▸ **PROBLEM STATEMENT**: Copy out every line that contains the word "xlabel".

▸ **DATA FOR PROCESSING**:
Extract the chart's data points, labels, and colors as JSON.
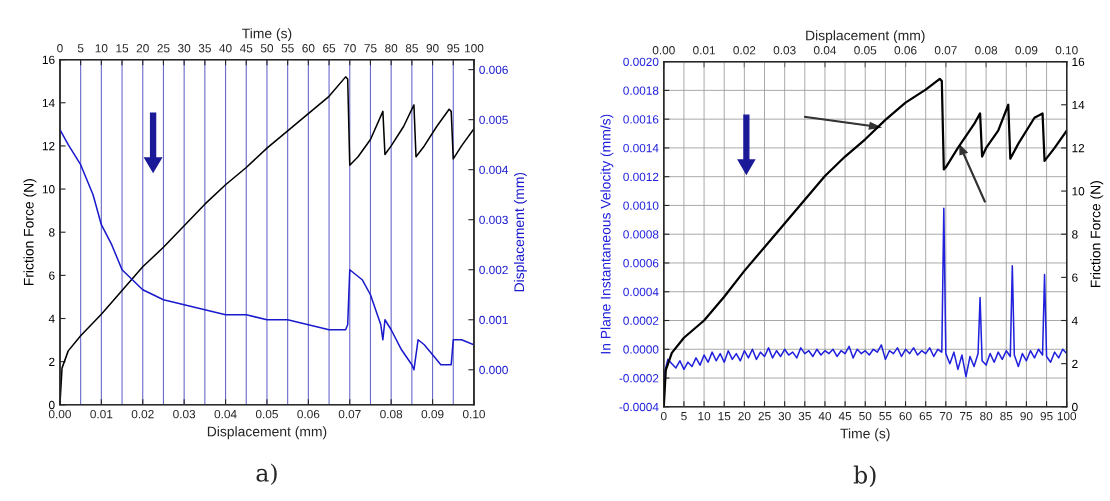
{
  "chart_data": [
    {
      "type": "line",
      "xlabel": "Displacement (mm)",
      "ylabel": "Friction Force (N)",
      "y2label": "Displacement (mm)",
      "x2label": "Time (s)",
      "xlim": [
        0,
        0.1
      ],
      "xticks": [
        {
          "value": 0,
          "label": "0.00"
        },
        {
          "value": 0.01,
          "label": "0.01"
        },
        {
          "value": 0.02,
          "label": "0.02"
        },
        {
          "value": 0.03,
          "label": "0.03"
        },
        {
          "value": 0.04,
          "label": "0.04"
        },
        {
          "value": 0.05,
          "label": "0.05"
        },
        {
          "value": 0.06,
          "label": "0.06"
        },
        {
          "value": 0.07,
          "label": "0.07"
        },
        {
          "value": 0.08,
          "label": "0.08"
        },
        {
          "value": 0.09,
          "label": "0.09"
        },
        {
          "value": 0.1,
          "label": "0.10"
        }
      ],
      "ylim": [
        0,
        16
      ],
      "yticks": [
        0,
        2,
        4,
        6,
        8,
        10,
        12,
        14,
        16
      ],
      "y2lim": [
        -0.0007,
        0.0062
      ],
      "y2ticks": [
        {
          "value": 0,
          "label": "0.000"
        },
        {
          "value": 0.001,
          "label": "0.001"
        },
        {
          "value": 0.002,
          "label": "0.002"
        },
        {
          "value": 0.003,
          "label": "0.003"
        },
        {
          "value": 0.004,
          "label": "0.004"
        },
        {
          "value": 0.005,
          "label": "0.005"
        },
        {
          "value": 0.006,
          "label": "0.006"
        }
      ],
      "x2lim": [
        0,
        100
      ],
      "x2ticks": [
        0,
        5,
        10,
        15,
        20,
        25,
        30,
        35,
        40,
        45,
        50,
        55,
        60,
        65,
        70,
        75,
        80,
        85,
        90,
        95,
        100
      ],
      "grid": "x",
      "annotations": [
        "a)"
      ],
      "series": [
        {
          "color": "#000000",
          "x": [
            0,
            0.0005,
            0.002,
            0.005,
            0.01,
            0.015,
            0.02,
            0.025,
            0.03,
            0.035,
            0.04,
            0.045,
            0.05,
            0.055,
            0.06,
            0.065,
            0.069,
            0.0695,
            0.07,
            0.072,
            0.075,
            0.078,
            0.0785,
            0.08,
            0.083,
            0.0855,
            0.086,
            0.088,
            0.091,
            0.094,
            0.0945,
            0.095,
            0.097,
            0.1
          ],
          "values": [
            0,
            1.7,
            2.5,
            3.2,
            4.2,
            5.3,
            6.4,
            7.3,
            8.3,
            9.3,
            10.2,
            11.0,
            11.9,
            12.7,
            13.5,
            14.3,
            15.2,
            15.1,
            11.1,
            11.5,
            12.3,
            13.6,
            11.6,
            12.0,
            12.9,
            13.9,
            11.5,
            12.0,
            12.9,
            13.7,
            13.6,
            11.4,
            12.0,
            12.8
          ]
        },
        {
          "color": "#1a1acc",
          "axis": "y2",
          "x": [
            0,
            0.002,
            0.005,
            0.008,
            0.01,
            0.0125,
            0.015,
            0.0175,
            0.02,
            0.025,
            0.03,
            0.035,
            0.04,
            0.045,
            0.05,
            0.055,
            0.06,
            0.065,
            0.069,
            0.0695,
            0.07,
            0.0715,
            0.073,
            0.075,
            0.0775,
            0.078,
            0.0785,
            0.08,
            0.0825,
            0.085,
            0.0855,
            0.0865,
            0.088,
            0.09,
            0.092,
            0.0945,
            0.095,
            0.097,
            0.1
          ],
          "values": [
            0.0048,
            0.0045,
            0.0041,
            0.0035,
            0.0029,
            0.0025,
            0.002,
            0.0018,
            0.0016,
            0.0014,
            0.0013,
            0.0012,
            0.0011,
            0.0011,
            0.001,
            0.001,
            0.0009,
            0.0008,
            0.0008,
            0.0009,
            0.002,
            0.0019,
            0.0018,
            0.0015,
            0.0009,
            0.0006,
            0.001,
            0.0008,
            0.0004,
            0.0001,
            0.0,
            0.0006,
            0.0005,
            0.0003,
            0.0001,
            0.0001,
            0.0006,
            0.0006,
            0.0005
          ]
        }
      ]
    },
    {
      "type": "line",
      "xlabel": "Time (s)",
      "ylabel": "In Plane Instantaneous Velocity (mm/s)",
      "y2label": "Friction Force (N)",
      "x2label": "Displacement (mm)",
      "xlim": [
        0,
        100
      ],
      "xticks": [
        0,
        5,
        10,
        15,
        20,
        25,
        30,
        35,
        40,
        45,
        50,
        55,
        60,
        65,
        70,
        75,
        80,
        85,
        90,
        95,
        100
      ],
      "ylim": [
        -0.0004,
        0.002
      ],
      "yticks": [
        {
          "value": -0.0004,
          "label": "-0.0004"
        },
        {
          "value": -0.0002,
          "label": "-0.0002"
        },
        {
          "value": 0,
          "label": "0.0000"
        },
        {
          "value": 0.0002,
          "label": "0.0002"
        },
        {
          "value": 0.0004,
          "label": "0.0004"
        },
        {
          "value": 0.0006,
          "label": "0.0006"
        },
        {
          "value": 0.0008,
          "label": "0.0008"
        },
        {
          "value": 0.001,
          "label": "0.0010"
        },
        {
          "value": 0.0012,
          "label": "0.0012"
        },
        {
          "value": 0.0014,
          "label": "0.0014"
        },
        {
          "value": 0.0016,
          "label": "0.0016"
        },
        {
          "value": 0.0018,
          "label": "0.0018"
        },
        {
          "value": 0.002,
          "label": "0.0020"
        }
      ],
      "y2lim": [
        0,
        16
      ],
      "y2ticks": [
        0,
        2,
        4,
        6,
        8,
        10,
        12,
        14,
        16
      ],
      "x2lim": [
        0,
        0.1
      ],
      "x2ticks": [
        {
          "value": 0,
          "label": "0.00"
        },
        {
          "value": 0.01,
          "label": "0.01"
        },
        {
          "value": 0.02,
          "label": "0.02"
        },
        {
          "value": 0.03,
          "label": "0.03"
        },
        {
          "value": 0.04,
          "label": "0.04"
        },
        {
          "value": 0.05,
          "label": "0.05"
        },
        {
          "value": 0.06,
          "label": "0.06"
        },
        {
          "value": 0.07,
          "label": "0.07"
        },
        {
          "value": 0.08,
          "label": "0.08"
        },
        {
          "value": 0.09,
          "label": "0.09"
        },
        {
          "value": 0.1,
          "label": "0.10"
        }
      ],
      "grid": true,
      "annotations": [
        "b)"
      ],
      "series": [
        {
          "color": "#000000",
          "axis": "y2",
          "x": [
            0,
            0.5,
            2,
            5,
            10,
            15,
            20,
            25,
            30,
            35,
            40,
            45,
            50,
            55,
            60,
            65,
            68.5,
            69,
            69.5,
            70,
            73,
            77,
            78.5,
            79,
            80,
            83,
            85.5,
            86,
            88,
            92,
            94,
            94.5,
            97,
            100
          ],
          "values": [
            0,
            1.7,
            2.5,
            3.2,
            4.0,
            5.1,
            6.3,
            7.4,
            8.5,
            9.6,
            10.7,
            11.6,
            12.4,
            13.3,
            14.1,
            14.7,
            15.2,
            15.1,
            11.0,
            11.1,
            12.0,
            13.1,
            13.6,
            11.6,
            12.0,
            12.8,
            14.0,
            11.5,
            12.2,
            13.4,
            13.6,
            11.4,
            12.0,
            12.8
          ]
        },
        {
          "color": "#2020dd",
          "x": [
            0,
            0.3,
            1,
            2,
            3,
            4,
            5,
            6,
            7,
            8,
            9,
            10,
            11,
            12,
            13,
            14,
            15,
            16,
            17,
            18,
            19,
            20,
            21,
            22,
            23,
            24,
            25,
            26,
            27,
            28,
            29,
            30,
            31,
            32,
            33,
            34,
            35,
            36,
            37,
            38,
            39,
            40,
            41,
            42,
            43,
            44,
            45,
            46,
            47,
            48,
            49,
            50,
            51,
            52,
            53,
            54,
            55,
            56,
            57,
            58,
            59,
            60,
            61,
            62,
            63,
            64,
            65,
            66,
            67,
            68,
            69,
            69.5,
            70,
            71,
            72,
            73,
            74,
            75,
            76,
            77,
            78,
            78.5,
            79,
            80,
            81,
            82,
            83,
            84,
            85,
            86,
            86.5,
            87,
            88,
            89,
            90,
            91,
            92,
            93,
            94,
            94.5,
            95,
            96,
            97,
            98,
            99,
            100
          ],
          "values": [
            -0.0004,
            -0.00015,
            -7e-05,
            -0.0001,
            -0.00013,
            -8e-05,
            -0.00014,
            -9e-05,
            -0.00012,
            -6e-05,
            -0.00011,
            -4e-05,
            -9e-05,
            -2e-05,
            -8e-05,
            -3e-05,
            -9e-05,
            -1e-05,
            -7e-05,
            -3e-05,
            -8e-05,
            -1e-05,
            -6e-05,
            0.0,
            -7e-05,
            -2e-05,
            -5e-05,
            1e-05,
            -6e-05,
            -1e-05,
            -5e-05,
            0.0,
            -4e-05,
            -2e-05,
            -6e-05,
            1e-05,
            -3e-05,
            -1e-05,
            -5e-05,
            0.0,
            -4e-05,
            -1e-05,
            -3e-05,
            0.0,
            -5e-05,
            -1e-05,
            -3e-05,
            2e-05,
            -6e-05,
            0.0,
            -3e-05,
            -1e-05,
            -4e-05,
            0.0,
            -2e-05,
            3e-05,
            -7e-05,
            -1e-05,
            -3e-05,
            1e-05,
            -5e-05,
            0.0,
            -3e-05,
            1e-05,
            -4e-05,
            -1e-05,
            -3e-05,
            1e-05,
            -5e-05,
            0.0,
            -2e-05,
            0.00098,
            -3e-05,
            -0.0001,
            -2e-05,
            -0.00014,
            -4e-05,
            -0.00019,
            -5e-05,
            -0.00012,
            -3e-05,
            0.00036,
            -8e-05,
            -0.00011,
            -3e-05,
            -9e-05,
            -2e-05,
            -7e-05,
            -1e-05,
            -5e-05,
            0.00058,
            -4e-05,
            -0.00012,
            -3e-05,
            -8e-05,
            -1e-05,
            -6e-05,
            0.0,
            -4e-05,
            0.00052,
            -5e-05,
            -9e-05,
            -2e-05,
            -6e-05,
            0.0,
            -3e-05
          ]
        }
      ]
    }
  ]
}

▸ **OUTPUT**:
      "xlabel": "Displacement (mm)",
      "xlabel": "Time (s)",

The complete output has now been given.